> [PROBLEM STATEMENT]: In the entries that follow, find the word "growth" and report each line it is on.

> [SUPPLIED DATA]:
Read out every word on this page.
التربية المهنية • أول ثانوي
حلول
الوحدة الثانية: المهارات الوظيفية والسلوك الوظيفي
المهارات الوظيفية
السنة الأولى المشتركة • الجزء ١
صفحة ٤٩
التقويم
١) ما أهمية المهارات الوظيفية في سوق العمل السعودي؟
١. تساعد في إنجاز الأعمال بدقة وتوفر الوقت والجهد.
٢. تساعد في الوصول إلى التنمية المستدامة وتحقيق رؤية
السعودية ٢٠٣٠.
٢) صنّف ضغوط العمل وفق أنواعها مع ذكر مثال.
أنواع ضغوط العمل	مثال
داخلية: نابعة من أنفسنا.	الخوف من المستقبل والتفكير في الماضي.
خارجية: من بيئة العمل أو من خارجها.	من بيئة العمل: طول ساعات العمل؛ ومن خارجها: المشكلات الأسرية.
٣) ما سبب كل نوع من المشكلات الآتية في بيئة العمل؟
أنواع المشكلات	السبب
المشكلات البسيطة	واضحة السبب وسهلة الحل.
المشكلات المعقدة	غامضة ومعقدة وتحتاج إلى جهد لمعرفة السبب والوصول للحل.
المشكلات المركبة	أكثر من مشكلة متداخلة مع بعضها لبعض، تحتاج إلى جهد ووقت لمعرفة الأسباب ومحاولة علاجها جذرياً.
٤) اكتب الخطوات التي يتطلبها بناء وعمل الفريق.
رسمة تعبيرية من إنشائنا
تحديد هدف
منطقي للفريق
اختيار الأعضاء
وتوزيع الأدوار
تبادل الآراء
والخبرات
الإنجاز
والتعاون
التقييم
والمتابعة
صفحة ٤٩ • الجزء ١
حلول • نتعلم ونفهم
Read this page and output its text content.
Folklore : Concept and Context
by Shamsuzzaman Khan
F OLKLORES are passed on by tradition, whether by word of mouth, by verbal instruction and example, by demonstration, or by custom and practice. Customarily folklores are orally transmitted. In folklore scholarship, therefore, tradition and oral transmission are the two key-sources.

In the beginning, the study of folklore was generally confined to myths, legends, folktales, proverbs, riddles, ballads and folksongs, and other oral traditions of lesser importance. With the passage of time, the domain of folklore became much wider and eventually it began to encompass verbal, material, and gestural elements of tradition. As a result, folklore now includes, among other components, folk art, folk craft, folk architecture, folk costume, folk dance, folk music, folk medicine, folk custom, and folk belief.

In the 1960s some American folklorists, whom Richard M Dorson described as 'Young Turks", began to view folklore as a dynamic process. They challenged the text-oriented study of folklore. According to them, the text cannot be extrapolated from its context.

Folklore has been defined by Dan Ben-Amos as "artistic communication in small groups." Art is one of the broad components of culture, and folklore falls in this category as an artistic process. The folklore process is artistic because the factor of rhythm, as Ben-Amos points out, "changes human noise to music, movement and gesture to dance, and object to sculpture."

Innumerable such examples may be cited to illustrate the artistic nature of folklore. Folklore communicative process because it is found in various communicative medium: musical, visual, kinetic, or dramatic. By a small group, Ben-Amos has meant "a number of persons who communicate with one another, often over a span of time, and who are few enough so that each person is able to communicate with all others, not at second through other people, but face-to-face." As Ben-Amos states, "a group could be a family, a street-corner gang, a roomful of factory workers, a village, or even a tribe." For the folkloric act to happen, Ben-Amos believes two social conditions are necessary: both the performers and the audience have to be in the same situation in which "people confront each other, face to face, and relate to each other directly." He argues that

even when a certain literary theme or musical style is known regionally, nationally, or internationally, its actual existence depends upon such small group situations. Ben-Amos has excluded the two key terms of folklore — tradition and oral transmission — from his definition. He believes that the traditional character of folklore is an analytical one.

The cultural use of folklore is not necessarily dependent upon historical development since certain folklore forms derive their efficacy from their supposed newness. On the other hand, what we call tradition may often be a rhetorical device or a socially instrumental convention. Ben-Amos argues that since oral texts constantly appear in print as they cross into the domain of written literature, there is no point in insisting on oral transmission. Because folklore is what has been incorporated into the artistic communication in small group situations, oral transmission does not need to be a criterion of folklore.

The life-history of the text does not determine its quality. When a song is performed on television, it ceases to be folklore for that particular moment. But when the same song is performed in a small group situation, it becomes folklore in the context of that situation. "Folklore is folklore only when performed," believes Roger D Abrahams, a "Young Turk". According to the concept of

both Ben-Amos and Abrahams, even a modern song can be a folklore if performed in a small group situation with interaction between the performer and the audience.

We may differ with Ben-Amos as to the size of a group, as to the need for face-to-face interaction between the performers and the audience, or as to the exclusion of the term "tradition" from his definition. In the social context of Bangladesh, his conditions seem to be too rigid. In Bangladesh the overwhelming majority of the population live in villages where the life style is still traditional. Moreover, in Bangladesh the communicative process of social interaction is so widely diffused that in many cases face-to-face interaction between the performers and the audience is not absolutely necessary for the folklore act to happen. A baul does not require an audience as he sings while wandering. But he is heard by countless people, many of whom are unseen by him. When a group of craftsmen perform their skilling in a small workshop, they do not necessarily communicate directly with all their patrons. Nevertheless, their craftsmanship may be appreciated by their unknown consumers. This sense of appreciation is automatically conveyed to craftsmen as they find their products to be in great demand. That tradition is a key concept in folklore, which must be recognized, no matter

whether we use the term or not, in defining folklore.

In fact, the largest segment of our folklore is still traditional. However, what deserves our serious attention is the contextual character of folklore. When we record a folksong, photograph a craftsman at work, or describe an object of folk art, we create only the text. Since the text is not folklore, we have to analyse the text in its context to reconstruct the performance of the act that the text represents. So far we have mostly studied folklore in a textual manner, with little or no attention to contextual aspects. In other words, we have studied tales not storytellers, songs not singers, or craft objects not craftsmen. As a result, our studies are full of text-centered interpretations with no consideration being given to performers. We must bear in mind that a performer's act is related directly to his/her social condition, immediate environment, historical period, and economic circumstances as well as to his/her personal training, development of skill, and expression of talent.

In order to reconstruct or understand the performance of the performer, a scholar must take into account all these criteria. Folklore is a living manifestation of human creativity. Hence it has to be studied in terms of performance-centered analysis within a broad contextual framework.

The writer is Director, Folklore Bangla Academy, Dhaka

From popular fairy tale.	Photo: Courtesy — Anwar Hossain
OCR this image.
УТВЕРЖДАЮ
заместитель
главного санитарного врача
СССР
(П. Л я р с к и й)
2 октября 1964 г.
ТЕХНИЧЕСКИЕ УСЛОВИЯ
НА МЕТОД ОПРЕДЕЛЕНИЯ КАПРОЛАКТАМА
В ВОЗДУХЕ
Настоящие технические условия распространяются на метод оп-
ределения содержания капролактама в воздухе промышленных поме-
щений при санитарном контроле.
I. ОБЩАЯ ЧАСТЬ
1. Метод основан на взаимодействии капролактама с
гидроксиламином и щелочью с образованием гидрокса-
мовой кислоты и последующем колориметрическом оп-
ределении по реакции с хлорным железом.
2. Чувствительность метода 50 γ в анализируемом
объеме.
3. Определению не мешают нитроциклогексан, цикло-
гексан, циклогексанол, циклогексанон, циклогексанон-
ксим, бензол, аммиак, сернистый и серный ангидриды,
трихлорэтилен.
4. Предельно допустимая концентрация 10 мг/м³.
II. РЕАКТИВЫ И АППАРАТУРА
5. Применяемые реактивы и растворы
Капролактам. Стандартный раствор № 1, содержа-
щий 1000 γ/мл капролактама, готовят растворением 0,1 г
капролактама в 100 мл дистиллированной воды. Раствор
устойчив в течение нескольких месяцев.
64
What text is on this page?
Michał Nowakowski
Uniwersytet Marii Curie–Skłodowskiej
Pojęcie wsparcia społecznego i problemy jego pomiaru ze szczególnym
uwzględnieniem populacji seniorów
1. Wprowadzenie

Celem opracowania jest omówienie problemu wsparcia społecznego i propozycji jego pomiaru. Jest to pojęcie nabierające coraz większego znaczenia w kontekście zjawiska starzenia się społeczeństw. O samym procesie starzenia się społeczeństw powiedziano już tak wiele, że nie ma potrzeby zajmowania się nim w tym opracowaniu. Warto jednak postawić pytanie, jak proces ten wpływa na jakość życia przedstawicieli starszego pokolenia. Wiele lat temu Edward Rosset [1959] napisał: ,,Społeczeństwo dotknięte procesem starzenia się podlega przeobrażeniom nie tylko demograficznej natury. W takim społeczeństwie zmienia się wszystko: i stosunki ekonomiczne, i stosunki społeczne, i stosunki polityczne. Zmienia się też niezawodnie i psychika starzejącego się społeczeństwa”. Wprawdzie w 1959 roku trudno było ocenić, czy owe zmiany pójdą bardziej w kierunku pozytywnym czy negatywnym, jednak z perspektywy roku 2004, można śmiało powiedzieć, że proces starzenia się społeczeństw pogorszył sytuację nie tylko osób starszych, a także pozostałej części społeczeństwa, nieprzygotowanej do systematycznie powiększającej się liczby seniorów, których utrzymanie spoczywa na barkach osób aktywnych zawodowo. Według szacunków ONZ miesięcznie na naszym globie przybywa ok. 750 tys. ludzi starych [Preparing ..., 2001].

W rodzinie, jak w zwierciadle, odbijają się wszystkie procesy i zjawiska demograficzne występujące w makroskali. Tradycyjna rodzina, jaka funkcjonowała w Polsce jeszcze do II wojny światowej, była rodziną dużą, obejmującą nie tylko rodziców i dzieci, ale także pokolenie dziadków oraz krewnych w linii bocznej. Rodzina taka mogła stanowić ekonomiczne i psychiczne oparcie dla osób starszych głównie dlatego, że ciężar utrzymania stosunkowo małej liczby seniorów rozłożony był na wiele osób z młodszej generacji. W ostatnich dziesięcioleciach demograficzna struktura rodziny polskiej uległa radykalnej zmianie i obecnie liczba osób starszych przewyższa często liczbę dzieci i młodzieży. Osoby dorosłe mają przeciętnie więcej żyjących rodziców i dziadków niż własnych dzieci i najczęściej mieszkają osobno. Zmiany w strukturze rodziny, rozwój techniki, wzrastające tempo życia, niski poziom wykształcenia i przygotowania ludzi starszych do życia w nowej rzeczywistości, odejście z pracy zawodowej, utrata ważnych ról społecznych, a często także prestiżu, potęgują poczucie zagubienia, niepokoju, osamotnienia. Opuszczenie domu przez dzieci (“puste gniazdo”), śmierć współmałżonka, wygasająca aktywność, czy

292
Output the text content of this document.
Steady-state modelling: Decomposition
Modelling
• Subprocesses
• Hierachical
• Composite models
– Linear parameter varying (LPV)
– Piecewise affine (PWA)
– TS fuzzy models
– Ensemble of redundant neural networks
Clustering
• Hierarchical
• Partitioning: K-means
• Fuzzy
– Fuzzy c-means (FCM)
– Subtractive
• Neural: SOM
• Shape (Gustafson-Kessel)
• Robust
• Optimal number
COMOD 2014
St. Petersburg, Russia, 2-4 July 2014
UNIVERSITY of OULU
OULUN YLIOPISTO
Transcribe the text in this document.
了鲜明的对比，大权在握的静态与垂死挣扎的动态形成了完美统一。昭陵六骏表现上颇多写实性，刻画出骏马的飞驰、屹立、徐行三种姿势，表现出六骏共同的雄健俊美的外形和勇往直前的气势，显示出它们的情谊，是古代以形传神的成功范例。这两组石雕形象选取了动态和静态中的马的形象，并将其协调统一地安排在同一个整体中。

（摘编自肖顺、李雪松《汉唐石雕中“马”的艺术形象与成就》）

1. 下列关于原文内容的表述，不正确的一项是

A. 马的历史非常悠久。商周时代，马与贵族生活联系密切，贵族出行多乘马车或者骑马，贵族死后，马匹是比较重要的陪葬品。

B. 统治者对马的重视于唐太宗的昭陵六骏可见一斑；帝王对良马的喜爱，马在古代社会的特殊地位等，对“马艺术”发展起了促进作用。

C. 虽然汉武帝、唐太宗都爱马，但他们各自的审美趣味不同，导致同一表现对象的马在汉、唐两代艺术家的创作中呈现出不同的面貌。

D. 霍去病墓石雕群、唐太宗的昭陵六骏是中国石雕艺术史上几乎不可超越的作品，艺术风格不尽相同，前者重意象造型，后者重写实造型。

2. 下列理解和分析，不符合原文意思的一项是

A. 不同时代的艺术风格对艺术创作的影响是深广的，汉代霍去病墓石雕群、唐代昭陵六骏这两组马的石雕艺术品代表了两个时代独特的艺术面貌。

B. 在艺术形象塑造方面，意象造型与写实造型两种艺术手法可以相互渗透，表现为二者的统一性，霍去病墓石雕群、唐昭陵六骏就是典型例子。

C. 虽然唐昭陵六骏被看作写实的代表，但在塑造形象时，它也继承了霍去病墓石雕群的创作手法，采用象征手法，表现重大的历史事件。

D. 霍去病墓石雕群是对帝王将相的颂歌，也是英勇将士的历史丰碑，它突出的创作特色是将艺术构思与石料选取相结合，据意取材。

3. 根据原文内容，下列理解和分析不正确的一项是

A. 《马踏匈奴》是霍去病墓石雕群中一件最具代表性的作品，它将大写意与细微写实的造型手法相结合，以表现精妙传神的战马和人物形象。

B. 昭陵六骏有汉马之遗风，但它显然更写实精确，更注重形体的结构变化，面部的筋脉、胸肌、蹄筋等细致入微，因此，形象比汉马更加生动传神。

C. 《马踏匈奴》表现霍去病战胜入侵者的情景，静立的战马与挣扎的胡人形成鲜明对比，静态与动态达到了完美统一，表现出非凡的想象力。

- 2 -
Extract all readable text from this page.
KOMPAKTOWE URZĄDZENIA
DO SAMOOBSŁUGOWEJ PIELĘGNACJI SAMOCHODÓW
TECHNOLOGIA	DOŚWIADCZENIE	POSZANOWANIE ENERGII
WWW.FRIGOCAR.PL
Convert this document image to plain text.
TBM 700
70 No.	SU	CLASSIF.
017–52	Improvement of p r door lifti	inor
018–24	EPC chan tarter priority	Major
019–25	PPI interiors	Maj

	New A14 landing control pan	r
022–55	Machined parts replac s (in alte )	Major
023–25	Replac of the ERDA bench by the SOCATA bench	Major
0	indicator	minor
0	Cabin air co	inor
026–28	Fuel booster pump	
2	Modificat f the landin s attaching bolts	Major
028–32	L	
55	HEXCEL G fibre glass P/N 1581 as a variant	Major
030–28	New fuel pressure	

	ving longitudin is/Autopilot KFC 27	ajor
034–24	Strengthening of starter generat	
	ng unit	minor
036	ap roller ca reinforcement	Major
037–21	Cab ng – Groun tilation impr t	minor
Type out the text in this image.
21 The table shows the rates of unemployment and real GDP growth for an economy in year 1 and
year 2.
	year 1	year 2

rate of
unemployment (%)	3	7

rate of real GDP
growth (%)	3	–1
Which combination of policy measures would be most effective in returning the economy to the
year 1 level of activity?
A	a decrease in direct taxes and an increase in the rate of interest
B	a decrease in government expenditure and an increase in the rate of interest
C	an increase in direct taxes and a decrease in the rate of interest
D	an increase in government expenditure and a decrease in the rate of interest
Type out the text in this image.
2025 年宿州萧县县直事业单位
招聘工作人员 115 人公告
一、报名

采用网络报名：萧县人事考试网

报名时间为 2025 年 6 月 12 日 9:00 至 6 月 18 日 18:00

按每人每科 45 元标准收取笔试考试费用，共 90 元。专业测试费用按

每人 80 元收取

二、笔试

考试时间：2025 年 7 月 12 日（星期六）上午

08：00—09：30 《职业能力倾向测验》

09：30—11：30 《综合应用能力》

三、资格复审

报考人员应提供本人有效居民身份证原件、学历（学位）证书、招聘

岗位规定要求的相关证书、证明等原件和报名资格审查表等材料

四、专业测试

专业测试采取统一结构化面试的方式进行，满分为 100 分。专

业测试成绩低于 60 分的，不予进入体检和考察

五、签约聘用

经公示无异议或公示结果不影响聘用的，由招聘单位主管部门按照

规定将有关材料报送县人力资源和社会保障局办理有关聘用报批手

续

> [REPLY TO THE TASK]:
21 The table shows the rates of unemployment and real GDP growth for an economy in year 1 and
growth (%)	3	–1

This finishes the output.